→ Given request:
Find the number of lines in these records where the word "this" appears. Reply with that number and nothing more.

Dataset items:
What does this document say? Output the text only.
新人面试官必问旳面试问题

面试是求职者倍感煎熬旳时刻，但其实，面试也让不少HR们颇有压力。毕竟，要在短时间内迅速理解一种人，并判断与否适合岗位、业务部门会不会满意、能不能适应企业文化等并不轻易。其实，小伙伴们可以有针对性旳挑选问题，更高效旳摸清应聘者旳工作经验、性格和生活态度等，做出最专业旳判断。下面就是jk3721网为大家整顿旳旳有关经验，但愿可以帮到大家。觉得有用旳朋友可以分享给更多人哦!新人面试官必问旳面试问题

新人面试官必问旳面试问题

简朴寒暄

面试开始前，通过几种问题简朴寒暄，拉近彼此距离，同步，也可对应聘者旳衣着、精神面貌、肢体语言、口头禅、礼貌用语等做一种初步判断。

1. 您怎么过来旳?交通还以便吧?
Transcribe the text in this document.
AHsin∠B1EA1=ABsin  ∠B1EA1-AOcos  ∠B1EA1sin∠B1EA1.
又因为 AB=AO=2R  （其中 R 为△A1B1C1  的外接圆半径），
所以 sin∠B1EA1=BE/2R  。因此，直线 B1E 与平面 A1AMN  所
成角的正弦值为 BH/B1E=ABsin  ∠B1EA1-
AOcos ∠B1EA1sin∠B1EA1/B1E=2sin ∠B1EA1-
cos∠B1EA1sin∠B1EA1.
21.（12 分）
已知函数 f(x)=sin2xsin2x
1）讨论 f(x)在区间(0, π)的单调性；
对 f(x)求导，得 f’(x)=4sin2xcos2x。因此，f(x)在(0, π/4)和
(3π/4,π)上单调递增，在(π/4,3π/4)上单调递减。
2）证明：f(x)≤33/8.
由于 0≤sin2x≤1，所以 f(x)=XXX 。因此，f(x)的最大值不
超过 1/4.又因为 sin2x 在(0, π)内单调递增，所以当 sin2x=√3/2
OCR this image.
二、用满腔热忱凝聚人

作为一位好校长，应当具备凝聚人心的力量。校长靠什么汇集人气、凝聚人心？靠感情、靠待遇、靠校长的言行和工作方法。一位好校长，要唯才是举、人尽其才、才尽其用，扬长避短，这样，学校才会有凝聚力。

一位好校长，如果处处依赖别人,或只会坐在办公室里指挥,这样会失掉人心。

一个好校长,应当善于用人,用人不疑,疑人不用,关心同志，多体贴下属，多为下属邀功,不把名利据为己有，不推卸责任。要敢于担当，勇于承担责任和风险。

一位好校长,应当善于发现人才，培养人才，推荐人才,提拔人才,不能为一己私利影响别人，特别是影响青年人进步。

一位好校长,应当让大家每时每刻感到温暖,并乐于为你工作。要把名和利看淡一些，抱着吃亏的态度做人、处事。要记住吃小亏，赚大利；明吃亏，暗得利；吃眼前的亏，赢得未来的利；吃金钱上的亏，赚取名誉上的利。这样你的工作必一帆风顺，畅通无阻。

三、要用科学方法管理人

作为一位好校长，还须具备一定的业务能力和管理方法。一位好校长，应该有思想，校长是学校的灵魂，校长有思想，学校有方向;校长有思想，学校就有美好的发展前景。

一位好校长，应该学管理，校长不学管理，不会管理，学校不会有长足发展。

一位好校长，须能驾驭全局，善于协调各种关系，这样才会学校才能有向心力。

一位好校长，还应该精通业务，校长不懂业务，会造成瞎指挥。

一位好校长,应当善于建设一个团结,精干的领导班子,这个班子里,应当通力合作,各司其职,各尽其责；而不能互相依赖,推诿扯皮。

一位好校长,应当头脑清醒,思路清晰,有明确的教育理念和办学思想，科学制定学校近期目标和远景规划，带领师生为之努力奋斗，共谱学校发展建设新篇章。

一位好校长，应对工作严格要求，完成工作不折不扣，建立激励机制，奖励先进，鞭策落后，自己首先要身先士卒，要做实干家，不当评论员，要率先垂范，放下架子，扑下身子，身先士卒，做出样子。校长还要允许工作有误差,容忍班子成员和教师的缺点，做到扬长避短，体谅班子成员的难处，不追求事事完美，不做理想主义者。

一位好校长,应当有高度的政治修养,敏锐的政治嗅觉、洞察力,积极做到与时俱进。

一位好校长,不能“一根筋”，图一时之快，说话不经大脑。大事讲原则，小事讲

→ Correct answer:
3